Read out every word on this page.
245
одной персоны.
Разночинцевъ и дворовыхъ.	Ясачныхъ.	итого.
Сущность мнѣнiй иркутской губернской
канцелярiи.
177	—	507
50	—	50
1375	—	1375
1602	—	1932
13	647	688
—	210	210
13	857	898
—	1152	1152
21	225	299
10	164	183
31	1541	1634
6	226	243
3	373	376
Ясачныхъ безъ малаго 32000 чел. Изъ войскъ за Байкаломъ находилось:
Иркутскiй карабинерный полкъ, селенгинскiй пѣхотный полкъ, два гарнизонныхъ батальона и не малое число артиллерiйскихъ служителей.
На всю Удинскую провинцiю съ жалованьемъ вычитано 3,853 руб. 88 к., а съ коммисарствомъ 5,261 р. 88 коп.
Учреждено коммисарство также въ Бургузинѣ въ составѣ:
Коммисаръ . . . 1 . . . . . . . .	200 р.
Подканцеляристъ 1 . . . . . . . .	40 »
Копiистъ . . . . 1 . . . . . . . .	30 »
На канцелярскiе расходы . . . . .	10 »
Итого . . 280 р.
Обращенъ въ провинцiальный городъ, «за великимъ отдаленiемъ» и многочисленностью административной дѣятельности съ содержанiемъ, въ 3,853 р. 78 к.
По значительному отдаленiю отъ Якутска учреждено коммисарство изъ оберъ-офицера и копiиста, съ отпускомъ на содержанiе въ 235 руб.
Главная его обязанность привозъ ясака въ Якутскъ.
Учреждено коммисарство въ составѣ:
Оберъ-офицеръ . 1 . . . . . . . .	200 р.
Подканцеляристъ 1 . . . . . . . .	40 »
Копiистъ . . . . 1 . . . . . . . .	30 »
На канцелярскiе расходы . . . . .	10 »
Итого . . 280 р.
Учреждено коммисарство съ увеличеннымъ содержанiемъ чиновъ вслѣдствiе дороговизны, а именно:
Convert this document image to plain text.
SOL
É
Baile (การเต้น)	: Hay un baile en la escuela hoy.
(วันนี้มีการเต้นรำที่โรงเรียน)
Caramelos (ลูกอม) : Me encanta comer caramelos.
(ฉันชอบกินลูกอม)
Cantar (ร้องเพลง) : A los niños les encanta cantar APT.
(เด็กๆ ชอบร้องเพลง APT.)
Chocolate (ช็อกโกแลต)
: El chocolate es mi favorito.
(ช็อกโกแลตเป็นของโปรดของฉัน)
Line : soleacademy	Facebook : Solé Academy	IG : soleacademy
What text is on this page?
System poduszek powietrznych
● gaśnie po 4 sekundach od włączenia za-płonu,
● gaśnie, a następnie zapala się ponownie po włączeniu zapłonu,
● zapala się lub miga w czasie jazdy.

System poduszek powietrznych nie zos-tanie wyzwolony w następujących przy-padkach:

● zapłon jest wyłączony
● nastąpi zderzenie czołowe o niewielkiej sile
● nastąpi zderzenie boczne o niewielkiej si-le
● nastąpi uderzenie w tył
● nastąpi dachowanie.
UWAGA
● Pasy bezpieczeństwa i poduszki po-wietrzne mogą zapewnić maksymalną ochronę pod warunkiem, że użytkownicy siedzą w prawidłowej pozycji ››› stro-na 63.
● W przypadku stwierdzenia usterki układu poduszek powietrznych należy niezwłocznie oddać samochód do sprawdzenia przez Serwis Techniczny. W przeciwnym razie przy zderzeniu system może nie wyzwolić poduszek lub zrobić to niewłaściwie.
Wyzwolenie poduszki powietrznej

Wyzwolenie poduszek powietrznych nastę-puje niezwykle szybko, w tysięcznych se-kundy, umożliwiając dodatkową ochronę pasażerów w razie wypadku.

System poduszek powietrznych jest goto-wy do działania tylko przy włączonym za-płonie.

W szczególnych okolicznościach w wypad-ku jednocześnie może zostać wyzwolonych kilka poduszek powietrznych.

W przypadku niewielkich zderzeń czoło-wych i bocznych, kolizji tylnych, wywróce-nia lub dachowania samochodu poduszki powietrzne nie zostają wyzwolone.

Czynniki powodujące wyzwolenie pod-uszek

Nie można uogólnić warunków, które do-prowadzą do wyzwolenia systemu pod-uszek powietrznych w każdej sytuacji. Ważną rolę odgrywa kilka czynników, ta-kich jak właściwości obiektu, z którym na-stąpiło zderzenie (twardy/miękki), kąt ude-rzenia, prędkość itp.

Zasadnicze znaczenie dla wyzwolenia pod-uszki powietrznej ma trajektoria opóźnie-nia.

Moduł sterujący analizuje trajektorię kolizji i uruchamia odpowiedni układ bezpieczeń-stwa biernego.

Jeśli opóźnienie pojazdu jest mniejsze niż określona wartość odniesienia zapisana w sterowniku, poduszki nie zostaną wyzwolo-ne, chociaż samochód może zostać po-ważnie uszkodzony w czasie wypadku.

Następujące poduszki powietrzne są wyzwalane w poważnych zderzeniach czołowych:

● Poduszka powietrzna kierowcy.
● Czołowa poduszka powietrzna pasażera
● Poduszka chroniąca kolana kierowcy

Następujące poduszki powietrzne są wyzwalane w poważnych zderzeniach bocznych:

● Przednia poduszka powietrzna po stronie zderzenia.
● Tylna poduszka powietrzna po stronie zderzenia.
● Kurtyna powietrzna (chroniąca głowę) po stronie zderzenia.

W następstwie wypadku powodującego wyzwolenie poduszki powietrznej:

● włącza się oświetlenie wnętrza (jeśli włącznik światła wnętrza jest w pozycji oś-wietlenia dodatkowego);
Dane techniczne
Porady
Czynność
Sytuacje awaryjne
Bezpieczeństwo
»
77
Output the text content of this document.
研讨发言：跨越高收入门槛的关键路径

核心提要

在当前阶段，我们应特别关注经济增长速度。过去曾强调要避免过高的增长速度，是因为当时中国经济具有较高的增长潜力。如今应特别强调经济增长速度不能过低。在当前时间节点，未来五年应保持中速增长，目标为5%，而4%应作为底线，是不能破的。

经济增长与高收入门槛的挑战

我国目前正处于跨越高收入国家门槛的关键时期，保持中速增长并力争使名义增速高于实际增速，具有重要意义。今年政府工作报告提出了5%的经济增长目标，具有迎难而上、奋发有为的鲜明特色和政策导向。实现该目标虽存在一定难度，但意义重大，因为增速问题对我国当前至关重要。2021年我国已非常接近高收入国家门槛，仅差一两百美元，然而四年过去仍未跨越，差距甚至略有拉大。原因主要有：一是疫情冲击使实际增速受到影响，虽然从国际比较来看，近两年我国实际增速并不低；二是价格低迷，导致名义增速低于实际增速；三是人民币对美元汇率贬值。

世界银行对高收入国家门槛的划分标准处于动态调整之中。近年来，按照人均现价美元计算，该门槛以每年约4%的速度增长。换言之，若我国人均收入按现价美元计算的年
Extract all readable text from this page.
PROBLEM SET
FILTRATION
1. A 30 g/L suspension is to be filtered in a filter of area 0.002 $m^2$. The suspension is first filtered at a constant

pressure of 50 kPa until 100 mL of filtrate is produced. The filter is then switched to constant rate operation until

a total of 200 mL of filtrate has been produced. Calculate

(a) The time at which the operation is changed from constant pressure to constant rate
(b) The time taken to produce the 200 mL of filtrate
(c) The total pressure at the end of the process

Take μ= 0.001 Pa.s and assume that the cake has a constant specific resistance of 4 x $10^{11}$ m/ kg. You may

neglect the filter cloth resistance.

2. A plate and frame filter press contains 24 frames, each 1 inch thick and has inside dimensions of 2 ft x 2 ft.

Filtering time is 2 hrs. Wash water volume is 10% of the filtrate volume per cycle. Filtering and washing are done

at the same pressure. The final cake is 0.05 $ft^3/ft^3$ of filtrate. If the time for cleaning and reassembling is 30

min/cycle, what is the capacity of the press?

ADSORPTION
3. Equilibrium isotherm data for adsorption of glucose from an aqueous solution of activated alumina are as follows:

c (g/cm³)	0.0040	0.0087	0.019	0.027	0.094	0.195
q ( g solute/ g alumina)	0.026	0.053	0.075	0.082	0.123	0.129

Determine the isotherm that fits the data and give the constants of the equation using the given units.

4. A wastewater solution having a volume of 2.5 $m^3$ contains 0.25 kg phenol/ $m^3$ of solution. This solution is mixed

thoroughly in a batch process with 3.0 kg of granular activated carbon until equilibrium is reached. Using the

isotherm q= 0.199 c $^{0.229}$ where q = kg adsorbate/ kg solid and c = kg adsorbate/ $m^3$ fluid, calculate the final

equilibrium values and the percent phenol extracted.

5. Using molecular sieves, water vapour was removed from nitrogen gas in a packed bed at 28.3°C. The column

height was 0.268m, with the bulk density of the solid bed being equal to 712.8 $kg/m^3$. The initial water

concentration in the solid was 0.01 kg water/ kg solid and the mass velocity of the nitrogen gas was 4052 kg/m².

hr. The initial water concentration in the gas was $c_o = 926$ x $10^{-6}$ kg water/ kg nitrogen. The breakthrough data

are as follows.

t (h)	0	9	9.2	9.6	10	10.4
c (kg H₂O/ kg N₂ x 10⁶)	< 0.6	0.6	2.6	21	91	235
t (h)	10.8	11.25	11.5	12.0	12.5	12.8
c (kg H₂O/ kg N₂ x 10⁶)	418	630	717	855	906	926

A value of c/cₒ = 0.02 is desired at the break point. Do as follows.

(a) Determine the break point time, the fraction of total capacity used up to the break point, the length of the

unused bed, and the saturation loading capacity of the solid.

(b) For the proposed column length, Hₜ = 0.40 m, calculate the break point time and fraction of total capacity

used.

= = =

* What to do *
Collect every line with the string "kierowcy" from the records, and copy each.

* Answer for the task *
● Poduszka powietrzna kierowcy.
● Poduszka chroniąca kolana kierowcy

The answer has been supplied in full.